TASKS TO CARRY OUT =
a. In the Kevin Eubanks interview transcript, for how many years did Eubanks serve as band leader on "The Tonight Show"?
b. Carry on the Kevin Eubanks interview transcript from its final line.

Up next, the part of the program we like to call Wisdom Watch. That's where we talk to people who have made a difference through their work and hopefully have some wisdom to share.

Today, we are pleased to welcome one of today's most recognizable jazz guitarist who also happens to be known for his playful personality almost as much as his masterful playing. Let's see if you can figure out who this is.

(Soundbite of TV show, "The Tonight Show")

Mr. KEVIN EUBANKS (Musician): Who's the newscaster there?

Mr. JAY LENO (Host, "The Tonight Show"): That was...

Mr. EUBANKS: She was fine. Who was that?

Mr. LENO: Oh, Cameron Hall. She's very pretty, isn't she? (unintelligible)

Mr. EUBANKS: Yeah. How come you never you never took a brother up (unintelligible)?

(Soundbite of laughter)

Mr. LENO: You know, when I'm watching the news, I don't think to myself, oh, how can I hook Kevin up? That's not my priority.

(Soundbite of laughter)

MARTIN: Of course that is Kevin Eubanks. He's chatting with Jay Leno on "The Tonight Show." Eubanks served as the band leader for 15 years until he recently announced that he was stepping down to focus on his recording career. In fact, he's got a new CD out in October. And he was recently honored by his hometown of Philadelphia. He's with us now from there. Welcome, thank you for joining us. And congratulations.

MATERIAL =
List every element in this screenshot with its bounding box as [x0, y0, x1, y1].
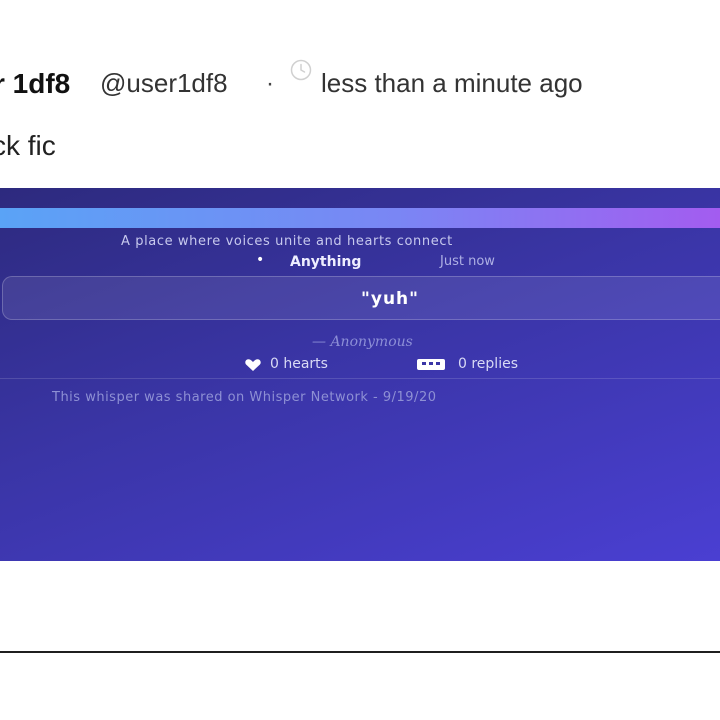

EXERCISE ANSWERS =
a. 15 years

b.
Mr. EUBANKS: Hi. Oh, thank you. It's a pleasure to be here. Thank you.

MARTIN: You were just honored with a plaque on the Philadelphia walk of fame.

Mr. EUBANKS: Yes, I was. And I also had a wonderful award bestowed on me at the my hometown baseball team, the Phillies, by The Sound of Philadelphia, Kenny Gamble and Leon Huff. It was really a great time in Philly and it was quite a thing for me. It's hard to put it into words, to come home to something like that. It was really a lot deeper than I thought it was going to be.

MARTIN: Really? Tell me about that, because a lot of artists kind of have ambivalent feelings about awards. On the hand they think, well, you know, the work is my award. On the other hand, it is kind of special to be appreciated by legendary artists in your hometown. So, can you try to put it into words? What is felt like, what it meant.

Mr. EUBANKS: I think one of the surprising things, it made me kind of take a breath and reflect on some things that maybe we don't get to do that much because we're so busy going from one thing into the next thing that we don't get a lot of time to appreciate the things we've just done or at least kind of sit back and say, did I do as good a job as I wanted to do?

I mean, the fast pace of our lives these days, once you finish something, before you even finish, you're on to the next thing and you don't really get a chance to kind of sit back and take a breath. So when you come home and there's a ceremony for you and people are saying, oh, he did this particular thing or did that particular thing, you kind of get to reflect on that.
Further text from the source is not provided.